#### TASK INPUT ####

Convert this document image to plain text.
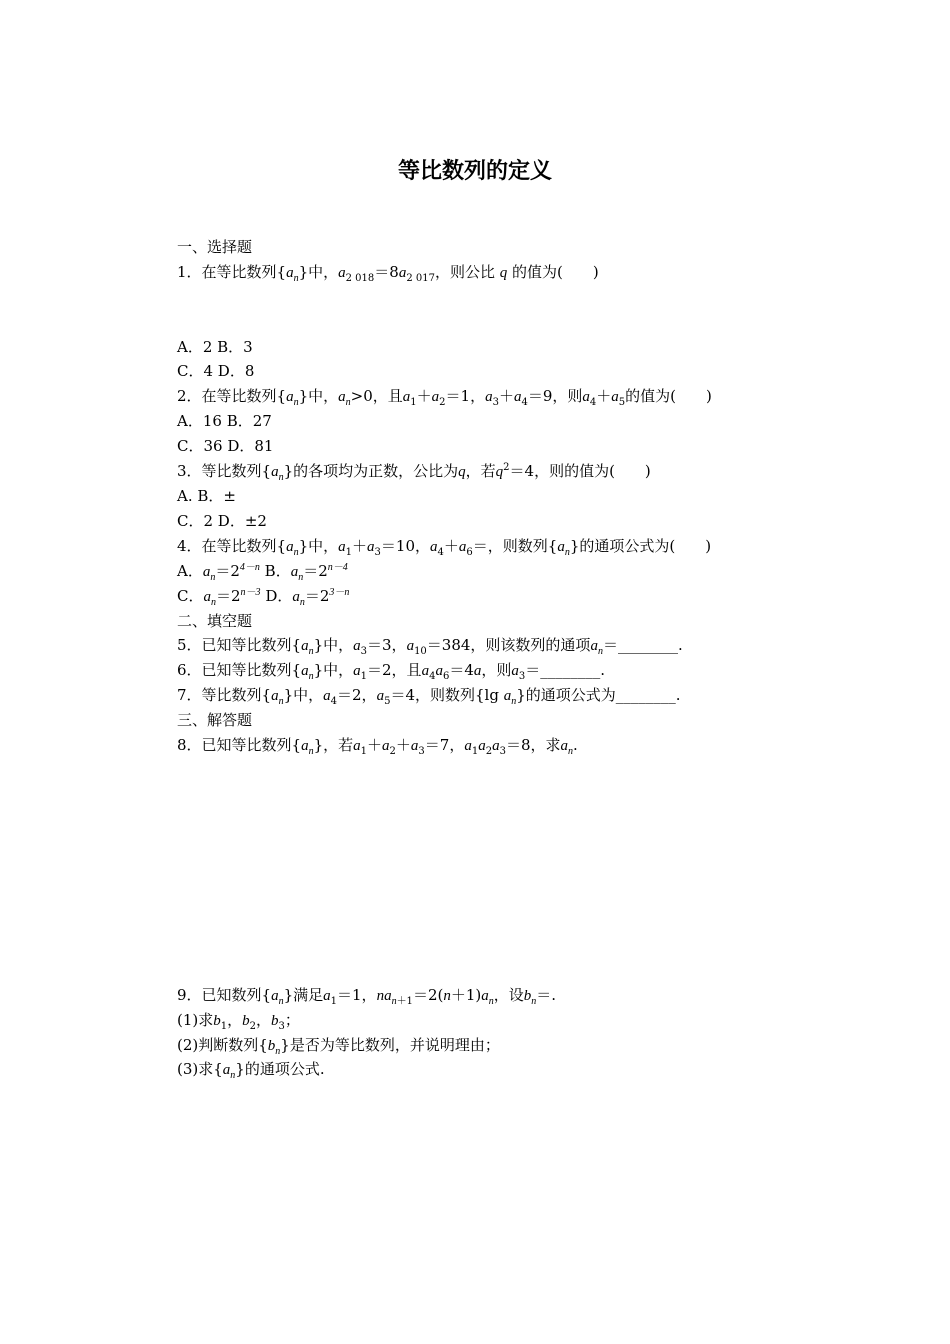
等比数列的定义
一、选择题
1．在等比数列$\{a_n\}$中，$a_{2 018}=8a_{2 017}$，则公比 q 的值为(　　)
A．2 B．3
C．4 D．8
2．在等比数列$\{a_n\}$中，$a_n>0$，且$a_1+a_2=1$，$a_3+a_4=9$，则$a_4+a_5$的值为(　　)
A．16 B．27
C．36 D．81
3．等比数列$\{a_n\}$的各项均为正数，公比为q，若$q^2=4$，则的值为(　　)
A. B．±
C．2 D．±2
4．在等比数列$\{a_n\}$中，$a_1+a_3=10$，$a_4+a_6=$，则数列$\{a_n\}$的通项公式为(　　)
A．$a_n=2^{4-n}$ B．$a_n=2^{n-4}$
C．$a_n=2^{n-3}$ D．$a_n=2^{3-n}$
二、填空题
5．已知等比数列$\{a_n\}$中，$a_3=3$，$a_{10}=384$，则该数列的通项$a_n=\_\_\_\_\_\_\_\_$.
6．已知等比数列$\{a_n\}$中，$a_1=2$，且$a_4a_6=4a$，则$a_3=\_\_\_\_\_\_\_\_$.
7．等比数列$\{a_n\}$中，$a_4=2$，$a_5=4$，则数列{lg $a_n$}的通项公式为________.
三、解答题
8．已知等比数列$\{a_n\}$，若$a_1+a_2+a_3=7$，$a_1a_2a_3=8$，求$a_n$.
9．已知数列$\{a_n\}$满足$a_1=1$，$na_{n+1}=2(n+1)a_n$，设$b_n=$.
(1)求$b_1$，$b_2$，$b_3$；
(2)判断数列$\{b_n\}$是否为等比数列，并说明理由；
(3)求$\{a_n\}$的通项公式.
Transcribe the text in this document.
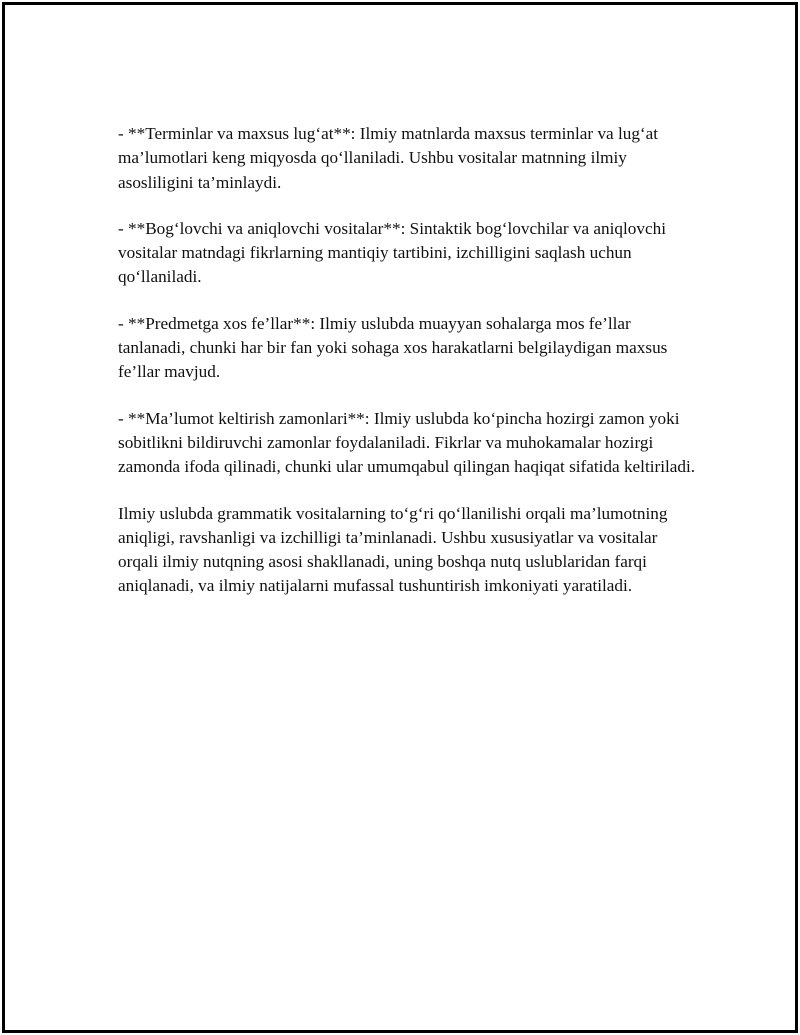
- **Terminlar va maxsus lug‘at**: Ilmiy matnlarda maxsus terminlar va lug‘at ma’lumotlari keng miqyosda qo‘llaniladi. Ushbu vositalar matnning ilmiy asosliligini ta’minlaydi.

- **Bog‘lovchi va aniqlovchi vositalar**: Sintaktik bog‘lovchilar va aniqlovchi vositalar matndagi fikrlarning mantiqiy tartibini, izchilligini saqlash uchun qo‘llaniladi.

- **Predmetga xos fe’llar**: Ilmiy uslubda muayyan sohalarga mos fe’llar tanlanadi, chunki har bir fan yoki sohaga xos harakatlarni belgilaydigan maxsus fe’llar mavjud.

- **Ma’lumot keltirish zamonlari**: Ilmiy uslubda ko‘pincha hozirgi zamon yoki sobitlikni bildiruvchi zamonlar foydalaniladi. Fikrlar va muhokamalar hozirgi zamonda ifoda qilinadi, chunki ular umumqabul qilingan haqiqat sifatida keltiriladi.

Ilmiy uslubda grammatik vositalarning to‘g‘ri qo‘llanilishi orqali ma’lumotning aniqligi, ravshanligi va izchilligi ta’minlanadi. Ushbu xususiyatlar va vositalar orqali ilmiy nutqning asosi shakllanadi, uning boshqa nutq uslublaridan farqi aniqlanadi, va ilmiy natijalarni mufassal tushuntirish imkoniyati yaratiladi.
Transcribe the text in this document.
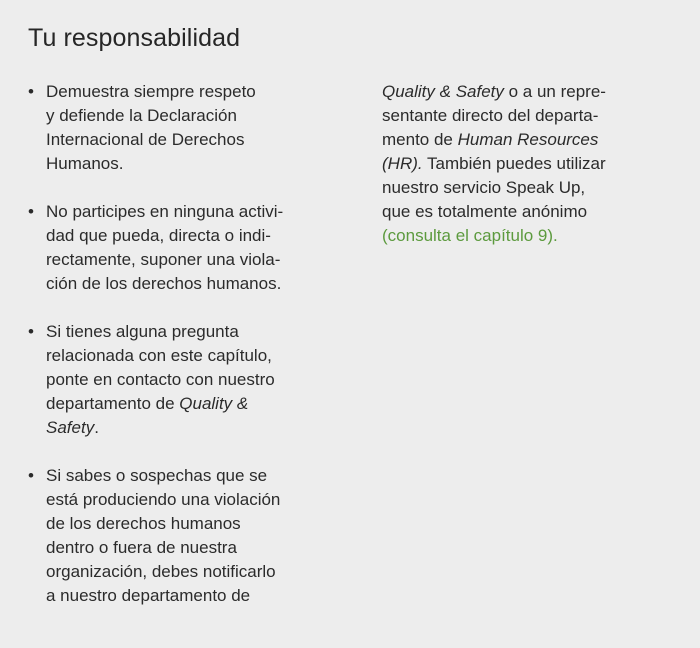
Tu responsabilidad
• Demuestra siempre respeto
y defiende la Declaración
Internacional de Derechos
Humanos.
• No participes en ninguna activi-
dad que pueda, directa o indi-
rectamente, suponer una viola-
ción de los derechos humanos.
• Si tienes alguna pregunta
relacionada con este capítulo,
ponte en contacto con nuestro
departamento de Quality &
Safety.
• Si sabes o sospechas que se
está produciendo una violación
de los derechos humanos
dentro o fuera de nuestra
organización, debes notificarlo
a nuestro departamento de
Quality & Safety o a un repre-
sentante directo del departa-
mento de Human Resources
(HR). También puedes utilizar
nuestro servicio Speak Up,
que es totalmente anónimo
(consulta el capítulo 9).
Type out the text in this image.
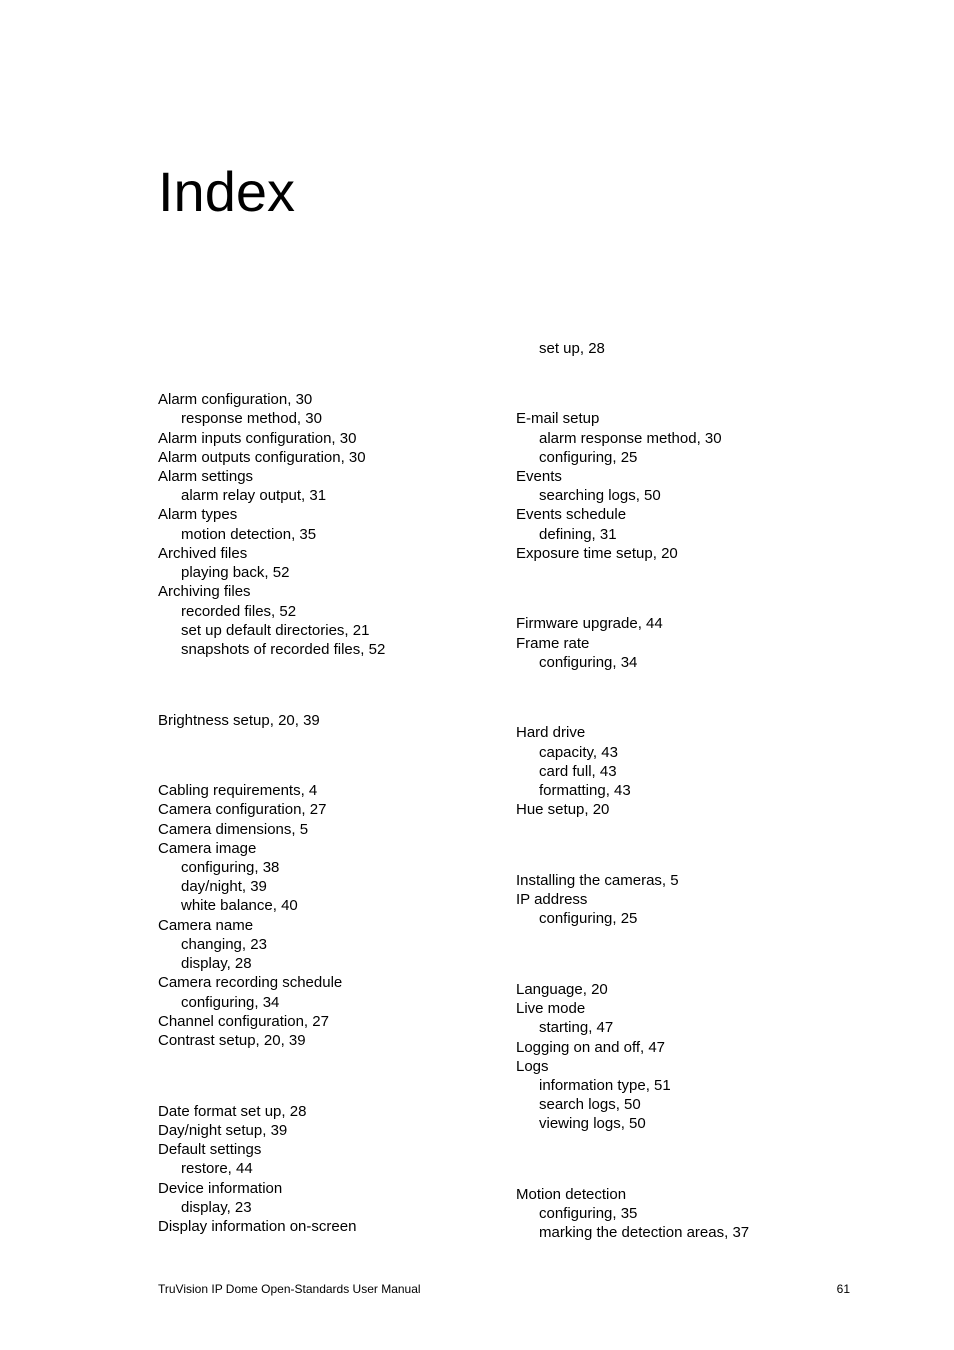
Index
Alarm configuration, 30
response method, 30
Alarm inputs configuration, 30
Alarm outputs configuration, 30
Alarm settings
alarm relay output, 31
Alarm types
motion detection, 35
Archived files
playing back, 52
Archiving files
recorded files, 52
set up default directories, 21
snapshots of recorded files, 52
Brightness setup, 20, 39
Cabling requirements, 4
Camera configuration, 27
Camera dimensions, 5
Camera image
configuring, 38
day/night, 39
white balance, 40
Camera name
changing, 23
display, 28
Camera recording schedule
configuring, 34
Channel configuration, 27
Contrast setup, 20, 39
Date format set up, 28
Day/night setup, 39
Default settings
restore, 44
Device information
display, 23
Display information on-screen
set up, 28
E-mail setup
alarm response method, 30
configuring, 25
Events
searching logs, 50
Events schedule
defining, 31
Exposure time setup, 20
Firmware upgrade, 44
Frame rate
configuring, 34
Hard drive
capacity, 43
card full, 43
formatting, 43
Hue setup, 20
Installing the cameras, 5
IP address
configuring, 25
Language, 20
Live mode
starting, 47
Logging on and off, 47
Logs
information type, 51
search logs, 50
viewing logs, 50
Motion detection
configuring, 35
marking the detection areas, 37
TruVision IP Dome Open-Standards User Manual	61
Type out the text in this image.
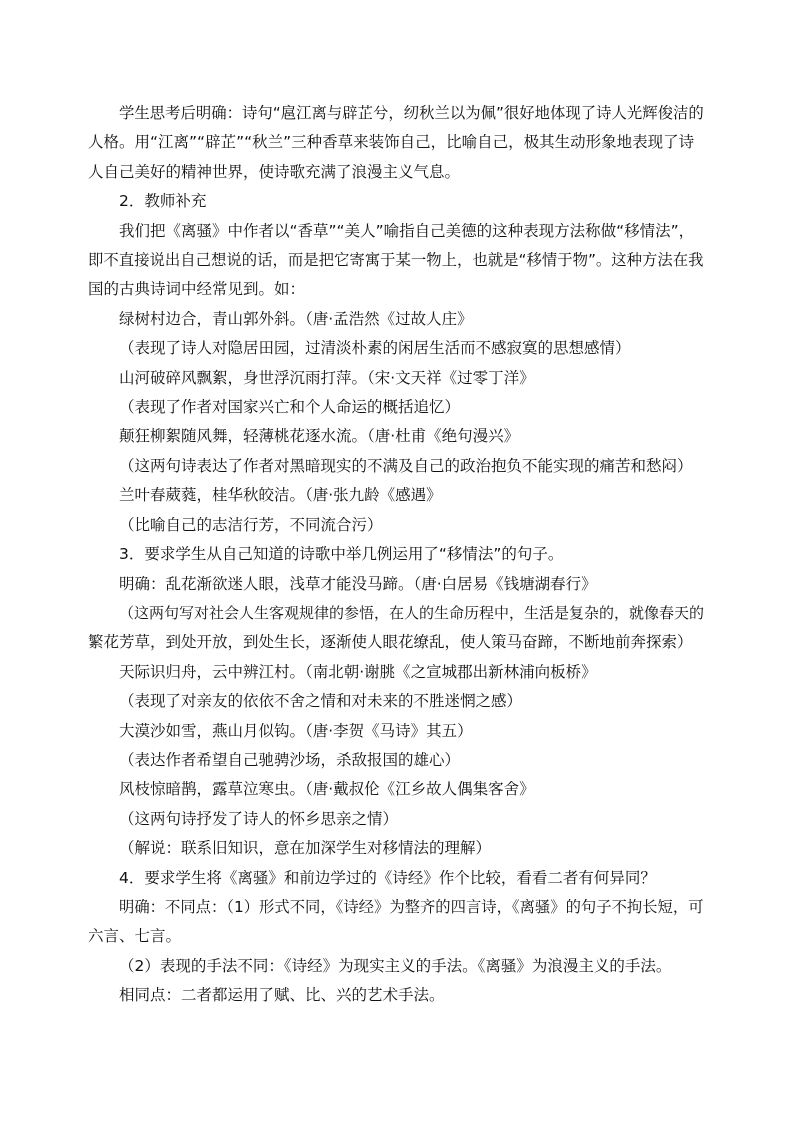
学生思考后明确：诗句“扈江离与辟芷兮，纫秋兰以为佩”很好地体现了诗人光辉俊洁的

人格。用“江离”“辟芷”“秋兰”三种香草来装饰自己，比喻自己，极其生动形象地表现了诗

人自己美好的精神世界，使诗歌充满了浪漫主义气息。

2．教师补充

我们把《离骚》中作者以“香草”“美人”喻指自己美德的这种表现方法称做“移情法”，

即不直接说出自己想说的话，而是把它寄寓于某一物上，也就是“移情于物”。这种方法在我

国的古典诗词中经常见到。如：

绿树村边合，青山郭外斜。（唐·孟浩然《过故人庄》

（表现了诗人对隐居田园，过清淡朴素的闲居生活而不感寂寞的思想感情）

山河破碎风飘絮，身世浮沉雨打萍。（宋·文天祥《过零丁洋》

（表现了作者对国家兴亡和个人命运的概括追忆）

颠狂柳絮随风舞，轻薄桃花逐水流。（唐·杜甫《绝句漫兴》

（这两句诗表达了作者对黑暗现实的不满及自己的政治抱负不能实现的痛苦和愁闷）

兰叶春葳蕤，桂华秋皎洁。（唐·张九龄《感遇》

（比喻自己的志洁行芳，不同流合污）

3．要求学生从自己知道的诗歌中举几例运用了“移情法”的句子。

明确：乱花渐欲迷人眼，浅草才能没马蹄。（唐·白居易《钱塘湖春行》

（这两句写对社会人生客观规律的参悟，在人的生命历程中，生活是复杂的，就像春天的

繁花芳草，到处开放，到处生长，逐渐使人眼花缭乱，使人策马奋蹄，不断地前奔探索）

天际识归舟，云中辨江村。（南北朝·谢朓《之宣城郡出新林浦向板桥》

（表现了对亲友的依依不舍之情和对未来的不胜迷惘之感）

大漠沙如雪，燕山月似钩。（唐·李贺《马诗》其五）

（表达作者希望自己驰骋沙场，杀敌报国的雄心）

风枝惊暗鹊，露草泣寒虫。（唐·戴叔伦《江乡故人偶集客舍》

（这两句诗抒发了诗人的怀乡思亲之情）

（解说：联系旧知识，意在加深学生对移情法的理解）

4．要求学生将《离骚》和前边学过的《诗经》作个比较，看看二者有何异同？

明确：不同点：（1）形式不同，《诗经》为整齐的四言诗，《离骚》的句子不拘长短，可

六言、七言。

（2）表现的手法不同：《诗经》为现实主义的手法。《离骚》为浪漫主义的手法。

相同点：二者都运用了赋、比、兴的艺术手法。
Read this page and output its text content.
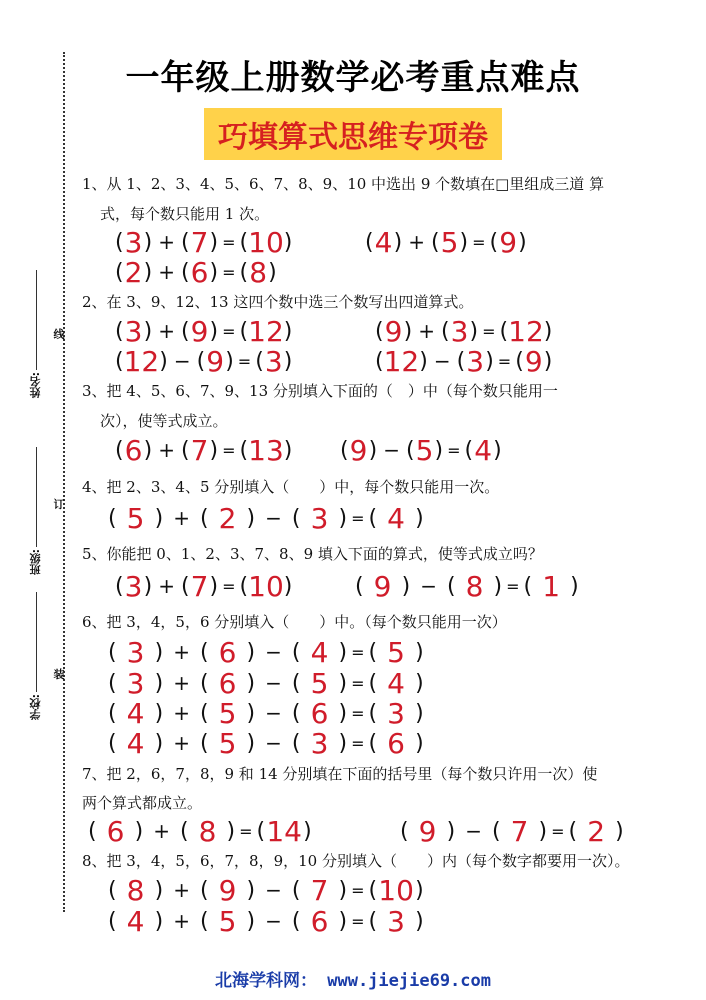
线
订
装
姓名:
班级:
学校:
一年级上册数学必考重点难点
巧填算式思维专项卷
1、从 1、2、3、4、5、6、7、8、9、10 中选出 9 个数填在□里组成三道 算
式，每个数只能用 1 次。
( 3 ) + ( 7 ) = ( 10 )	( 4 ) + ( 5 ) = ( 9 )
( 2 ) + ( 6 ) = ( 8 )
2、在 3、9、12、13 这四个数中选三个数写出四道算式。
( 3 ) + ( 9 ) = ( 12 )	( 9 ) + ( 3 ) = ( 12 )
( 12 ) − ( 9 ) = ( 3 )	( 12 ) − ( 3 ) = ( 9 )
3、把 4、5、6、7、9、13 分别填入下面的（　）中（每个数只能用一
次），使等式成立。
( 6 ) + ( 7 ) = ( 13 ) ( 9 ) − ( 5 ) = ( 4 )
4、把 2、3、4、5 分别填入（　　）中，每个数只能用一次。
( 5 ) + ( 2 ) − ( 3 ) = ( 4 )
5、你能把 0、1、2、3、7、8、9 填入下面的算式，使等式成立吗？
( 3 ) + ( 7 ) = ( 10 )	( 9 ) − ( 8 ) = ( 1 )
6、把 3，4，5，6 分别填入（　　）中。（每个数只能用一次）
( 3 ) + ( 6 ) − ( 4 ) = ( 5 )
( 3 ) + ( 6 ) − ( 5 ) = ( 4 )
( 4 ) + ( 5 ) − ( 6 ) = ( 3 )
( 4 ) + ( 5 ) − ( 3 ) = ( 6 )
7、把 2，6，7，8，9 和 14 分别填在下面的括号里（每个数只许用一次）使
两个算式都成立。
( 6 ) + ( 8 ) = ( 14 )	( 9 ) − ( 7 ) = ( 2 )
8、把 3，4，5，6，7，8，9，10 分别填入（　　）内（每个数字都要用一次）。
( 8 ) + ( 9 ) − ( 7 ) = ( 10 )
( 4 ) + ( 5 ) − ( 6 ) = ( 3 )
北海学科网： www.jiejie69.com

####

Copy each line of the records that contains the word "information".

*TASK ANSWER*
Device information
Display information on-screen
information type, 51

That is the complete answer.